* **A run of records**
===

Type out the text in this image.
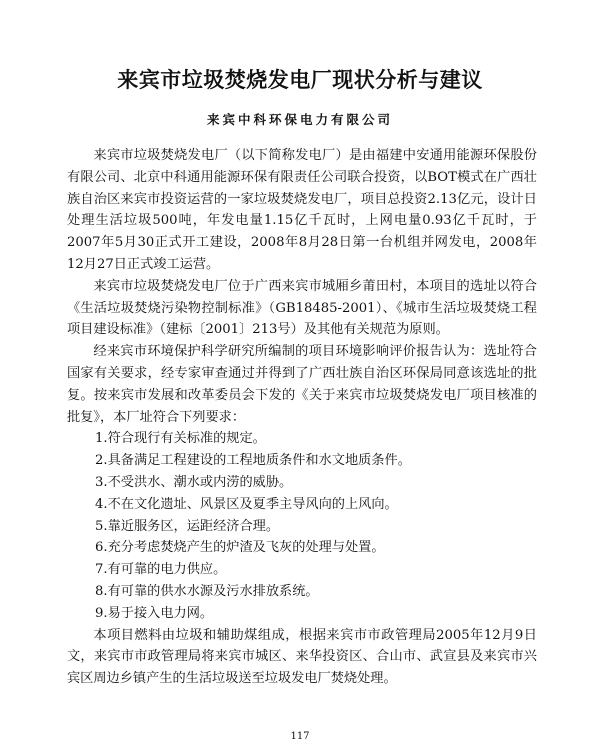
来宾市垃圾焚烧发电厂现状分析与建议
来宾中科环保电力有限公司

来宾市垃圾焚烧发电厂（以下简称发电厂）是由福建中安通用能源环保股份有限公司、北京中科通用能源环保有限责任公司联合投资，以BOT模式在广西壮族自治区来宾市投资运营的一家垃圾焚烧发电厂，项目总投资2.13亿元，设计日处理生活垃圾500吨，年发电量1.15亿千瓦时，上网电量0.93亿千瓦时，于2007年5月30正式开工建设，2008年8月28日第一台机组并网发电，2008年12月27日正式竣工运营。

来宾市垃圾焚烧发电厂位于广西来宾市城厢乡莆田村，本项目的选址以符合《生活垃圾焚烧污染物控制标准》（GB18485-2001）、《城市生活垃圾焚烧工程项目建设标准》（建标〔2001〕213号）及其他有关规范为原则。

经来宾市环境保护科学研究所编制的项目环境影响评价报告认为：选址符合国家有关要求，经专家审查通过并得到了广西壮族自治区环保局同意该选址的批复。按来宾市发展和改革委员会下发的《关于来宾市垃圾焚烧发电厂项目核准的批复》，本厂址符合下列要求：

1.符合现行有关标准的规定。
2.具备满足工程建设的工程地质条件和水文地质条件。
3.不受洪水、潮水或内涝的威胁。
4.不在文化遗址、风景区及夏季主导风向的上风向。
5.靠近服务区，运距经济合理。
6.充分考虑焚烧产生的炉渣及飞灰的处理与处置。
7.有可靠的电力供应。
8.有可靠的供水水源及污水排放系统。
9.易于接入电力网。

本项目燃料由垃圾和辅助煤组成，根据来宾市市政管理局2005年12月9日文，来宾市市政管理局将来宾市城区、来华投资区、合山市、武宣县及来宾市兴宾区周边乡镇产生的生活垃圾送至垃圾发电厂焚烧处理。

117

===

* **DESCRIPTION OF THE TASK**
Could you repeat all of the material exactly? Pictures should not be copied.

* **REPLY**
Type out the text in this image.
来宾市垃圾焚烧发电厂现状分析与建议
来宾中科环保电力有限公司

来宾市垃圾焚烧发电厂（以下简称发电厂）是由福建中安通用能源环保股份有限公司、北京中科通用能源环保有限责任公司联合投资，以BOT模式在广西壮族自治区来宾市投资运营的一家垃圾焚烧发电厂，项目总投资2.13亿元，设计日处理生活垃圾500吨，年发电量1.15亿千瓦时，上网电量0.93亿千瓦时，于2007年5月30正式开工建设，2008年8月28日第一台机组并网发电，2008年12月27日正式竣工运营。

来宾市垃圾焚烧发电厂位于广西来宾市城厢乡莆田村，本项目的选址以符合《生活垃圾焚烧污染物控制标准》（GB18485-2001）、《城市生活垃圾焚烧工程项目建设标准》（建标〔2001〕213号）及其他有关规范为原则。

经来宾市环境保护科学研究所编制的项目环境影响评价报告认为：选址符合国家有关要求，经专家审查通过并得到了广西壮族自治区环保局同意该选址的批复。按来宾市发展和改革委员会下发的《关于来宾市垃圾焚烧发电厂项目核准的批复》，本厂址符合下列要求：

1.符合现行有关标准的规定。
2.具备满足工程建设的工程地质条件和水文地质条件。
3.不受洪水、潮水或内涝的威胁。
4.不在文化遗址、风景区及夏季主导风向的上风向。
5.靠近服务区，运距经济合理。
6.充分考虑焚烧产生的炉渣及飞灰的处理与处置。
7.有可靠的电力供应。
8.有可靠的供水水源及污水排放系统。
9.易于接入电力网。

本项目燃料由垃圾和辅助煤组成，根据来宾市市政管理局2005年12月9日文，来宾市市政管理局将来宾市城区、来华投资区、合山市、武宣县及来宾市兴宾区周边乡镇产生的生活垃圾送至垃圾发电厂焚烧处理。

117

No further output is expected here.